[Source records]
--------

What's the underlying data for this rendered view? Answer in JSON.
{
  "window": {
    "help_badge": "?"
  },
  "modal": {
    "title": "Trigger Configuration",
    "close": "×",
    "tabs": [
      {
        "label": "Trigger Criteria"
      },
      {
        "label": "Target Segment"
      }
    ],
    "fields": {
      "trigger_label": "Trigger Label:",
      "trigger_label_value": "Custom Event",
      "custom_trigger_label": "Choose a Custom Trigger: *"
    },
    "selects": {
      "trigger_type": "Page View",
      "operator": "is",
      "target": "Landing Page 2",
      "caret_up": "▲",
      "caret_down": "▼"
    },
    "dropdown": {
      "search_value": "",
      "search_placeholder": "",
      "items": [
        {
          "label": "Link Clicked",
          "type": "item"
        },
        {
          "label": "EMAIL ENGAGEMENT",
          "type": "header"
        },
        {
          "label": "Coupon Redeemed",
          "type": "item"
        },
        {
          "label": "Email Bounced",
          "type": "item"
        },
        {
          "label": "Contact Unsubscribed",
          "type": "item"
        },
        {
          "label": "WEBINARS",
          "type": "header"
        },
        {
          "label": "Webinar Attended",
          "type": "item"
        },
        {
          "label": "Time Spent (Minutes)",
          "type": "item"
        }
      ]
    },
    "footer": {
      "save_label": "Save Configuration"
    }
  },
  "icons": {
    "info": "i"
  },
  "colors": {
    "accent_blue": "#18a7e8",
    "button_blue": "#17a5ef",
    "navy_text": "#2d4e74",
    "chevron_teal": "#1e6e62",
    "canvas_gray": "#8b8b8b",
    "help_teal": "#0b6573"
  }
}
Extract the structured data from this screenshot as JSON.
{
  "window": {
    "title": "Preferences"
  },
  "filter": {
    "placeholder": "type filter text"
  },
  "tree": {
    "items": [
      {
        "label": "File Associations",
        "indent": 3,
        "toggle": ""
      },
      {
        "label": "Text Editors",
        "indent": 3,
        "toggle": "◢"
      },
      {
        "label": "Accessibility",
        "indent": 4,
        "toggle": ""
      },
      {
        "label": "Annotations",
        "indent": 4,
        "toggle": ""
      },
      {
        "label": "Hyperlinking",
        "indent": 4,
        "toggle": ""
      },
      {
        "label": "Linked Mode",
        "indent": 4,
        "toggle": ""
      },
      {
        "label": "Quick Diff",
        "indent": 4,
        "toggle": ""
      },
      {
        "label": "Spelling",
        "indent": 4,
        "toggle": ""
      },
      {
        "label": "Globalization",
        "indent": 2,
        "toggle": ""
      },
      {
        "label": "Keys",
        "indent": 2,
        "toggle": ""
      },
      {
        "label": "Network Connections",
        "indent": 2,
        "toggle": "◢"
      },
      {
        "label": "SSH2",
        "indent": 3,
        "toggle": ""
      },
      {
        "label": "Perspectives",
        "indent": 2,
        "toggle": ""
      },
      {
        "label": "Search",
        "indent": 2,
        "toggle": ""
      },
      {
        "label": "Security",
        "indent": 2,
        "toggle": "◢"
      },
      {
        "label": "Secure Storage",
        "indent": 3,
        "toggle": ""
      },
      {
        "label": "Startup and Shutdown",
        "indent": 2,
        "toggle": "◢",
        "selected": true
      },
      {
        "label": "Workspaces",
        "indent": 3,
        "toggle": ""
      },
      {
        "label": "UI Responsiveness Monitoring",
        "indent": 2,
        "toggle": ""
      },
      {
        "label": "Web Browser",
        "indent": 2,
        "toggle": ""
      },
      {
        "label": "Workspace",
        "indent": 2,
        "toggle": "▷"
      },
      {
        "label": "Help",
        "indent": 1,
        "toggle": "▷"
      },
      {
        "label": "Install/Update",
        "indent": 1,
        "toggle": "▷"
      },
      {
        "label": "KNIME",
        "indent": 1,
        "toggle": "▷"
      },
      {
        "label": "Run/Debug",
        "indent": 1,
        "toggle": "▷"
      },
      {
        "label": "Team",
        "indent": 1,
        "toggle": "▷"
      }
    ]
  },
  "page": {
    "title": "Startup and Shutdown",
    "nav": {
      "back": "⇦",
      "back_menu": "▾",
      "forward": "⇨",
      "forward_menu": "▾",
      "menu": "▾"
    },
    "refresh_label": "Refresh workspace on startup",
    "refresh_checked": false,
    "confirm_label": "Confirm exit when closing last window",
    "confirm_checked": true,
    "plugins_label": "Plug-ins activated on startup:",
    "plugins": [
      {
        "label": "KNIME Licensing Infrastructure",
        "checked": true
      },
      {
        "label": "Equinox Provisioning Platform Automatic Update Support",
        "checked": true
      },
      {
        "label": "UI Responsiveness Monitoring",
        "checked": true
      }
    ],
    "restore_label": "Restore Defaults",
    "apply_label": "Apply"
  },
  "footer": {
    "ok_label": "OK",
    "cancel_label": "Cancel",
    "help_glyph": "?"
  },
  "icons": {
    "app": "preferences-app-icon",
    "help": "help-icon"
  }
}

--------

_EXERCISE GOAL:_
Show each line holding the word "JSON".

_EXERCISE RESPONSE:_
What's the underlying data for this rendered view? Answer in JSON.
Extract the structured data from this screenshot as JSON.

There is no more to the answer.